> [The exercise]
Quote the data below in full, please, without altering anything.

(Figure record extracts)
⟨

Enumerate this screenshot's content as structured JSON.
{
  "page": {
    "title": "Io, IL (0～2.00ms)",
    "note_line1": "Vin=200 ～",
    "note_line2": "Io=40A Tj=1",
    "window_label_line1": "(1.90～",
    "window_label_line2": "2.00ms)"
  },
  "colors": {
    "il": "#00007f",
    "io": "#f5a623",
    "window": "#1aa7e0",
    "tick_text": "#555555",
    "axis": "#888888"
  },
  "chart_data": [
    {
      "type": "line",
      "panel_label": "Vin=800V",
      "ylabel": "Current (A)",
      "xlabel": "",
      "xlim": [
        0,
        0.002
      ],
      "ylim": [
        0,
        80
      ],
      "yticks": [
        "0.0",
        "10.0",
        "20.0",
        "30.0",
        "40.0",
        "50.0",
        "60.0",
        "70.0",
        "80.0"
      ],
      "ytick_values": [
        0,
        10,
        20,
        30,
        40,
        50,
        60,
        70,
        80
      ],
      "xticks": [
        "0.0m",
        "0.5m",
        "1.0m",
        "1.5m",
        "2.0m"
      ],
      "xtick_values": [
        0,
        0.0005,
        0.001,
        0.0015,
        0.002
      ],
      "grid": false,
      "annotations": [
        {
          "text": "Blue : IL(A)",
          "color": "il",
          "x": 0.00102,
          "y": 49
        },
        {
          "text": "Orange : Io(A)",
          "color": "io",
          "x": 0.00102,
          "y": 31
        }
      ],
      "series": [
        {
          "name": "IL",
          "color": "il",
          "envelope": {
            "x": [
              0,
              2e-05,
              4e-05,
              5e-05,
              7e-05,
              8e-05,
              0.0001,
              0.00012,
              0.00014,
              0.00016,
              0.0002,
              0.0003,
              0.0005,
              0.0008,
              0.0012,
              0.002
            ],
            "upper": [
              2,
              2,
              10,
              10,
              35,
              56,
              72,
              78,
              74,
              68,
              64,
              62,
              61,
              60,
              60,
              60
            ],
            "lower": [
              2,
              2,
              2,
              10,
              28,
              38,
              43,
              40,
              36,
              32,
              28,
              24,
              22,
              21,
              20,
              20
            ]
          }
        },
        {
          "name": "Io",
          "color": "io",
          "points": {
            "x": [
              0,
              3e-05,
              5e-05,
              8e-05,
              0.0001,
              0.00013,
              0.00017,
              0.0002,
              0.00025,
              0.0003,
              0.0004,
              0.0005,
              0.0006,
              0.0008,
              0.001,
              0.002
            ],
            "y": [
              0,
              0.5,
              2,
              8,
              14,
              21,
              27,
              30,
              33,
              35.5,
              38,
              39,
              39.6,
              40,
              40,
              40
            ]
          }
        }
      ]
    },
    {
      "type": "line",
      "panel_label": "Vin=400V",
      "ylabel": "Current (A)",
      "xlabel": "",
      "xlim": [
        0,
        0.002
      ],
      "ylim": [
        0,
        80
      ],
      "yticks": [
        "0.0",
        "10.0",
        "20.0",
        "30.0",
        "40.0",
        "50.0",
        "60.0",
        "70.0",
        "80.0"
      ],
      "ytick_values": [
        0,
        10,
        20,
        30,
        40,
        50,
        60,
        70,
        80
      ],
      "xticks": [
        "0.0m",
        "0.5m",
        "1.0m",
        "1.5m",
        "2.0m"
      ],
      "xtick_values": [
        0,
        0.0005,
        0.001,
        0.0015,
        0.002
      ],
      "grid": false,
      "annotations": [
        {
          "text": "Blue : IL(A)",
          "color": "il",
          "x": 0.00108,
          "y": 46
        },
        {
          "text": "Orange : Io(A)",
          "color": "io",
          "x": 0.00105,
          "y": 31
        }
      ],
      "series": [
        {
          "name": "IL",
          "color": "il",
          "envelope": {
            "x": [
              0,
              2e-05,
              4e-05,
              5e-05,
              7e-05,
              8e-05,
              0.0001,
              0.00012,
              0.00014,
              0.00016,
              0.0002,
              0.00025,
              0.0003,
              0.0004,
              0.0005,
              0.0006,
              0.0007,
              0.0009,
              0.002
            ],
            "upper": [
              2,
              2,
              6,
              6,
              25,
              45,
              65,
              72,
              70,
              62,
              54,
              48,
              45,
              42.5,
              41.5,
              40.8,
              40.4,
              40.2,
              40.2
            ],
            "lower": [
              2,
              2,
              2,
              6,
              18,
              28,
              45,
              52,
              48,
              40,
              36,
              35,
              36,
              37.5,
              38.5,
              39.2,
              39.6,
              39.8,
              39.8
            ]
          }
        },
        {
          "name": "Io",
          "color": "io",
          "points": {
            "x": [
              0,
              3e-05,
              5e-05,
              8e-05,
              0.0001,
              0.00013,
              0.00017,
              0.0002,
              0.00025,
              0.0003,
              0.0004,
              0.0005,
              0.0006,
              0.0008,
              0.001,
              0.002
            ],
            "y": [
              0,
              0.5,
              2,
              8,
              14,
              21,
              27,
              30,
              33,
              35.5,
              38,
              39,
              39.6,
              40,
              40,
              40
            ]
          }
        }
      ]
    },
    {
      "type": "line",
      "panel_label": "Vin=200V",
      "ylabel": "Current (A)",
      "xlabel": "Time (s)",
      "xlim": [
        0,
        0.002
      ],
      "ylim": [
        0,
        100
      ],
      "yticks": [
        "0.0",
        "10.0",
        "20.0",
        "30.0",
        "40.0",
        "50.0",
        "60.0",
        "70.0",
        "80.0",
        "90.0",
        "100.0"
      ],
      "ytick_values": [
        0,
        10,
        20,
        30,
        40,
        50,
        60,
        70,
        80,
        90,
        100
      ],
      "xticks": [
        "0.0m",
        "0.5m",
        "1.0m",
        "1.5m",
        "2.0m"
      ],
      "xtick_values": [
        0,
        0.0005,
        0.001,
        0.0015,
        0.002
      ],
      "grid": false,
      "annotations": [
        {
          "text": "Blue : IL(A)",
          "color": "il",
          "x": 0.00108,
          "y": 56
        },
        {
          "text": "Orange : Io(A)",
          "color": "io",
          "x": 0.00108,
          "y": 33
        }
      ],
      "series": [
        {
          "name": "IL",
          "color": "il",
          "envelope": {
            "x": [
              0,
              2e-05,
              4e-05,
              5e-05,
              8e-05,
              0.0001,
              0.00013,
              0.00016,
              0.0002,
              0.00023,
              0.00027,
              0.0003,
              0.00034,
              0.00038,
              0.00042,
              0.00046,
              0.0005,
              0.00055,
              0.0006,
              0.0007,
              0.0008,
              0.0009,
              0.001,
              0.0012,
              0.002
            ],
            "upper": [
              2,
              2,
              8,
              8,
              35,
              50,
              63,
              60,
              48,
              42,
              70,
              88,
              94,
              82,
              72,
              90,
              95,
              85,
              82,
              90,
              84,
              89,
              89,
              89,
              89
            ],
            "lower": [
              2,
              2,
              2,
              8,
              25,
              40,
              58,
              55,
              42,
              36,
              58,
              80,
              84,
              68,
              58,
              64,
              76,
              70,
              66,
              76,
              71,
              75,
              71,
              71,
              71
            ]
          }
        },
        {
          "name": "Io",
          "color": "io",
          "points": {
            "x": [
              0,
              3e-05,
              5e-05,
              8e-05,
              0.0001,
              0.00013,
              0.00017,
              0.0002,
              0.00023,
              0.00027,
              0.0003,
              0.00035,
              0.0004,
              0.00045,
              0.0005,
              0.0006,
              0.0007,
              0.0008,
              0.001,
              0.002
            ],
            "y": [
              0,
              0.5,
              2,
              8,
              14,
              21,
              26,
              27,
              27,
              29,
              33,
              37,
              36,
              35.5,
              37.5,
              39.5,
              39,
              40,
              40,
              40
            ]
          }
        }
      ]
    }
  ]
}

⟩

> [Response for this exercise]
Enumerate this screenshot's content as structured JSON.
{
  "page": {
    "title": "Io, IL (0～2.00ms)",
    "note_line1": "Vin=200 ～",
    "note_line2": "Io=40A Tj=1",
    "window_label_line1": "(1.90～",
    "window_label_line2": "2.00ms)"
  },
  "colors": {
    "il": "#00007f",
    "io": "#f5a623",
    "window": "#1aa7e0",
    "tick_text": "#555555",
    "axis": "#888888"
  },
  "chart_data": [
    {
      "type": "line",
      "panel_label": "Vin=800V",
      "ylabel": "Current (A)",
      "xlabel": "",
      "xlim": [
        0,
        0.002
      ],
      "ylim": [
        0,
        80
      ],
      "yticks": [
        "0.0",
        "10.0",
        "20.0",
        "30.0",
        "40.0",
        "50.0",
        "60.0",
        "70.0",
        "80.0"
      ],
      "ytick_values": [
        0,
        10,
        20,
        30,
        40,
        50,
        60,
        70,
        80
      ],
      "xticks": [
        "0.0m",
        "0.5m",
        "1.0m",
        "1.5m",
        "2.0m"
      ],
      "xtick_values": [
        0,
        0.0005,
        0.001,
        0.0015,
        0.002
      ],
      "grid": false,
      "annotations": [
        {
          "text": "Blue : IL(A)",
          "color": "il",
          "x": 0.00102,
          "y": 49
        },
        {
          "text": "Orange : Io(A)",
          "color": "io",
          "x": 0.00102,
          "y": 31
        }
      ],
      "series": [
        {
          "name": "IL",
          "color": "il",
          "envelope": {
            "x": [
              0,
              2e-05,
              4e-05,
              5e-05,
              7e-05,
              8e-05,
              0.0001,
              0.00012,
              0.00014,
              0.00016,
              0.0002,
              0.0003,
              0.0005,
              0.0008,
              0.0012,
              0.002
            ],
            "upper": [
              2,
              2,
              10,
              10,
              35,
              56,
              72,
              78,
              74,
              68,
              64,
              62,
              61,
              60,
              60,
              60
            ],
            "lower": [
              2,
              2,
              2,
              10,
              28,
              38,
              43,
              40,
              36,
              32,
              28,
              24,
              22,
              21,
              20,
              20
            ]
          }
        },
        {
          "name": "Io",
          "color": "io",
          "points": {
            "x": [
              0,
              3e-05,
              5e-05,
              8e-05,
              0.0001,
              0.00013,
              0.00017,
              0.0002,
              0.00025,
              0.0003,
              0.0004,
              0.0005,
              0.0006,
              0.0008,
              0.001,
              0.002
            ],
            "y": [
              0,
              0.5,
              2,
              8,
              14,
              21,
              27,
              30,
              33,
              35.5,
              38,
              39,
              39.6,
              40,
              40,
              40
            ]
          }
        }
      ]
    },
    {
      "type": "line",
      "panel_label": "Vin=400V",
      "ylabel": "Current (A)",
      "xlabel": "",
      "xlim": [
        0,
        0.002
      ],
      "ylim": [
        0,
        80
      ],
      "yticks": [
        "0.0",
        "10.0",
        "20.0",
        "30.0",
        "40.0",
        "50.0",
        "60.0",
        "70.0",
        "80.0"
      ],
      "ytick_values": [
        0,
        10,
        20,
        30,
        40,
        50,
        60,
        70,
        80
      ],
      "xticks": [
        "0.0m",
        "0.5m",
        "1.0m",
        "1.5m",
        "2.0m"
      ],
      "xtick_values": [
        0,
        0.0005,
        0.001,
        0.0015,
        0.002
      ],
      "grid": false,
      "annotations": [
        {
          "text": "Blue : IL(A)",
          "color": "il",
          "x": 0.00108,
          "y": 46
        },
        {
          "text": "Orange : Io(A)",
          "color": "io",
          "x": 0.00105,
          "y": 31
        }
      ],
      "series": [
        {
          "name": "IL",
          "color": "il",
          "envelope": {
            "x": [
              0,
              2e-05,
              4e-05,
              5e-05,
              7e-05,
              8e-05,
              0.0001,
              0.00012,
              0.00014,
              0.00016,
              0.0002,
              0.00025,
              0.0003,
              0.0004,
              0.0005,
              0.0006,
              0.0007,
              0.0009,
              0.002
            ],
            "upper": [
              2,
              2,
              6,
              6,
              25,
              45,
              65,
              72,
              70,
              62,
              54,
              48,
              45,
              42.5,
              41.5,
              40.8,
              40.4,
              40.2,
              40.2
            ],
            "lower": [
              2,
              2,
              2,
              6,
              18,
              28,
              45,
              52,
              48,
              40,
              36,
              35,
              36,
              37.5,
              38.5,
              39.2,
              39.6,
              39.8,
              39.8
            ]
          }
        },
        {
          "name": "Io",
          "color": "io",
          "points": {
            "x": [
              0,
              3e-05,
              5e-05,
              8e-05,
              0.0001,
              0.00013,
              0.00017,
              0.0002,
              0.00025,
              0.0003,
              0.0004,
              0.0005,
              0.0006,
              0.0008,
              0.001,
              0.002
            ],
            "y": [
              0,
              0.5,
              2,
              8,
              14,
              21,
              27,
              30,
              33,
              35.5,
              38,
              39,
              39.6,
              40,
              40,
              40
            ]
          }
        }
      ]
    },
    {
      "type": "line",
      "panel_label": "Vin=200V",
      "ylabel": "Current (A)",
      "xlabel": "Time (s)",
      "xlim": [
        0,
        0.002
      ],
      "ylim": [
        0,
        100
      ],
      "yticks": [
        "0.0",
        "10.0",
        "20.0",
        "30.0",
        "40.0",
        "50.0",
        "60.0",
        "70.0",
        "80.0",
        "90.0",
        "100.0"
      ],
      "ytick_values": [
        0,
        10,
        20,
        30,
        40,
        50,
        60,
        70,
        80,
        90,
        100
      ],
      "xticks": [
        "0.0m",
        "0.5m",
        "1.0m",
        "1.5m",
        "2.0m"
      ],
      "xtick_values": [
        0,
        0.0005,
        0.001,
        0.0015,
        0.002
      ],
      "grid": false,
      "annotations": [
        {
          "text": "Blue : IL(A)",
          "color": "il",
          "x": 0.00108,
          "y": 56
        },
        {
          "text": "Orange : Io(A)",
          "color": "io",
          "x": 0.00108,
          "y": 33
        }
      ],
      "series": [
        {
          "name": "IL",
          "color": "il",
          "envelope": {
            "x": [
              0,
              2e-05,
              4e-05,
              5e-05,
              8e-05,
              0.0001,
              0.00013,
              0.00016,
              0.0002,
              0.00023,
              0.00027,
              0.0003,
              0.00034,
              0.00038,
              0.00042,
              0.00046,
              0.0005,
              0.00055,
              0.0006,
              0.0007,
              0.0008,
              0.0009,
              0.001,
              0.0012,
              0.002
            ],
            "upper": [
              2,
              2,
              8,
              8,
              35,
              50,
              63,
              60,
              48,
              42,
              70,
              88,
              94,
              82,
              72,
              90,
              95,
              85,
              82,
              90,
              84,
              89,
              89,
              89,
              89
            ],
            "lower": [
              2,
              2,
              2,
              8,
              25,
              40,
              58,
              55,
              42,
              36,
              58,
              80,
              84,
              68,
              58,
              64,
              76,
              70,
              66,
              76,
              71,
              75,
              71,
              71,
              71
            ]
          }
        },
        {
          "name": "Io",
          "color": "io",
          "points": {
            "x": [
              0,
              3e-05,
              5e-05,
              8e-05,
              0.0001,
              0.00013,
              0.00017,
              0.0002,
              0.00023,
              0.00027,
              0.0003,
              0.00035,
              0.0004,
              0.00045,
              0.0005,
              0.0006,
              0.0007,
              0.0008,
              0.001,
              0.002
            ],
            "y": [
              0,
              0.5,
              2,
              8,
              14,
              21,
              26,
              27,
              27,
              29,
              33,
              37,
              36,
              35.5,
              37.5,
              39.5,
              39,
              40,
              40,
              40
            ]
          }
        }
      ]
    }
  ]
}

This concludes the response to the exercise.